Saved data entries
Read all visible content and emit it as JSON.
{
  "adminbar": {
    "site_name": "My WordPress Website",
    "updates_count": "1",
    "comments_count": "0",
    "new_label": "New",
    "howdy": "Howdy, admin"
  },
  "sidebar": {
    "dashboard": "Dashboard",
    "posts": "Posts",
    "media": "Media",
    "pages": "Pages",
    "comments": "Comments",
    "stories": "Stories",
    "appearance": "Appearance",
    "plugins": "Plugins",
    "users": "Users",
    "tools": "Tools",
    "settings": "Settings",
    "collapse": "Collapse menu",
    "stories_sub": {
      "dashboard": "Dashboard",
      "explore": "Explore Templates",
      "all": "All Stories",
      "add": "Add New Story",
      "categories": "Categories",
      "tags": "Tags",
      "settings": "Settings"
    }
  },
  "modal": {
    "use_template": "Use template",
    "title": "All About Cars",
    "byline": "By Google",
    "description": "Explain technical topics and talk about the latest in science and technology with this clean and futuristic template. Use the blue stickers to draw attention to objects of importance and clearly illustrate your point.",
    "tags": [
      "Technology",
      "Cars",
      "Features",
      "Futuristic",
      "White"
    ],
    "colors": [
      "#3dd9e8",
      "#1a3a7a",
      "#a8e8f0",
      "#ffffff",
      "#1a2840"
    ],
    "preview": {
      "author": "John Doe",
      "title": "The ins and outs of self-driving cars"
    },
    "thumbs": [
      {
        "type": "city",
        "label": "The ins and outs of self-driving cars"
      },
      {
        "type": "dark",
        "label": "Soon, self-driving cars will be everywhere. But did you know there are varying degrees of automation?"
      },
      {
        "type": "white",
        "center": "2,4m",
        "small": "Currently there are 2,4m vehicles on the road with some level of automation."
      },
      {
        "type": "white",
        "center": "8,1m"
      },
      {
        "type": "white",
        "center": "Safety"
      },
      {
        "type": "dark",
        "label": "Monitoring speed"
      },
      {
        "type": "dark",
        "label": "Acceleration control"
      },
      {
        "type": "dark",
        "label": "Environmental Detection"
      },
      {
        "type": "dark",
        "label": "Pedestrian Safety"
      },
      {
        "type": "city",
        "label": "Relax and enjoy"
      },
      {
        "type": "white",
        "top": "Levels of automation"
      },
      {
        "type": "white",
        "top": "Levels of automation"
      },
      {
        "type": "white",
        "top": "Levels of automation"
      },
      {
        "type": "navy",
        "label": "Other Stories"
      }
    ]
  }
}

> **Description of the task**:
Quote the material exactly, leaving nothing out.

> **Written solution**:
Read all visible content and emit it as JSON.
{
  "adminbar": {
    "site_name": "My WordPress Website",
    "updates_count": "1",
    "comments_count": "0",
    "new_label": "New",
    "howdy": "Howdy, admin"
  },
  "sidebar": {
    "dashboard": "Dashboard",
    "posts": "Posts",
    "media": "Media",
    "pages": "Pages",
    "comments": "Comments",
    "stories": "Stories",
    "appearance": "Appearance",
    "plugins": "Plugins",
    "users": "Users",
    "tools": "Tools",
    "settings": "Settings",
    "collapse": "Collapse menu",
    "stories_sub": {
      "dashboard": "Dashboard",
      "explore": "Explore Templates",
      "all": "All Stories",
      "add": "Add New Story",
      "categories": "Categories",
      "tags": "Tags",
      "settings": "Settings"
    }
  },
  "modal": {
    "use_template": "Use template",
    "title": "All About Cars",
    "byline": "By Google",
    "description": "Explain technical topics and talk about the latest in science and technology with this clean and futuristic template. Use the blue stickers to draw attention to objects of importance and clearly illustrate your point.",
    "tags": [
      "Technology",
      "Cars",
      "Features",
      "Futuristic",
      "White"
    ],
    "colors": [
      "#3dd9e8",
      "#1a3a7a",
      "#a8e8f0",
      "#ffffff",
      "#1a2840"
    ],
    "preview": {
      "author": "John Doe",
      "title": "The ins and outs of self-driving cars"
    },
    "thumbs": [
      {
        "type": "city",
        "label": "The ins and outs of self-driving cars"
      },
      {
        "type": "dark",
        "label": "Soon, self-driving cars will be everywhere. But did you know there are varying degrees of automation?"
      },
      {
        "type": "white",
        "center": "2,4m",
        "small": "Currently there are 2,4m vehicles on the road with some level of automation."
      },
      {
        "type": "white",
        "center": "8,1m"
      },
      {
        "type": "white",
        "center": "Safety"
      },
      {
        "type": "dark",
        "label": "Monitoring speed"
      },
      {
        "type": "dark",
        "label": "Acceleration control"
      },
      {
        "type": "dark",
        "label": "Environmental Detection"
      },
      {
        "type": "dark",
        "label": "Pedestrian Safety"
      },
      {
        "type": "city",
        "label": "Relax and enjoy"
      },
      {
        "type": "white",
        "top": "Levels of automation"
      },
      {
        "type": "white",
        "top": "Levels of automation"
      },
      {
        "type": "white",
        "top": "Levels of automation"
      },
      {
        "type": "navy",
        "label": "Other Stories"
      }
    ]
  }
}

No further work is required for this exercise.